*Recorded data*

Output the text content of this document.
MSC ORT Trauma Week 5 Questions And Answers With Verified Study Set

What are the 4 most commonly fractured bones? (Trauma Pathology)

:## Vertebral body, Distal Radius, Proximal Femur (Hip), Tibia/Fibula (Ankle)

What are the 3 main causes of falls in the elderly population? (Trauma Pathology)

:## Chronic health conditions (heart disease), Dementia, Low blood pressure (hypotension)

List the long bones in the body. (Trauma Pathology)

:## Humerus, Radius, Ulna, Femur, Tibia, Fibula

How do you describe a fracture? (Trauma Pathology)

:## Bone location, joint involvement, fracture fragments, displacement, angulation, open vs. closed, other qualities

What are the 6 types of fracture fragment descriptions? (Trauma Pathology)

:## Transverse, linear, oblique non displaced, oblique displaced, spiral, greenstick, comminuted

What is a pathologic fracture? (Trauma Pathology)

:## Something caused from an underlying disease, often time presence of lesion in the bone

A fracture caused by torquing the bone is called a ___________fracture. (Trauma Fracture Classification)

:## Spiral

*Your task*
Emit the full listing verbatim.

*Exercise result*
Output the text content of this document.
MSC ORT Trauma Week 5 Questions And Answers With Verified Study Set

What are the 4 most commonly fractured bones? (Trauma Pathology)

:## Vertebral body, Distal Radius, Proximal Femur (Hip), Tibia/Fibula (Ankle)

What are the 3 main causes of falls in the elderly population? (Trauma Pathology)

:## Chronic health conditions (heart disease), Dementia, Low blood pressure (hypotension)

List the long bones in the body. (Trauma Pathology)

:## Humerus, Radius, Ulna, Femur, Tibia, Fibula

How do you describe a fracture? (Trauma Pathology)

:## Bone location, joint involvement, fracture fragments, displacement, angulation, open vs. closed, other qualities

What are the 6 types of fracture fragment descriptions? (Trauma Pathology)

:## Transverse, linear, oblique non displaced, oblique displaced, spiral, greenstick, comminuted

What is a pathologic fracture? (Trauma Pathology)

:## Something caused from an underlying disease, often time presence of lesion in the bone

A fracture caused by torquing the bone is called a ___________fracture. (Trauma Fracture Classification)

:## Spiral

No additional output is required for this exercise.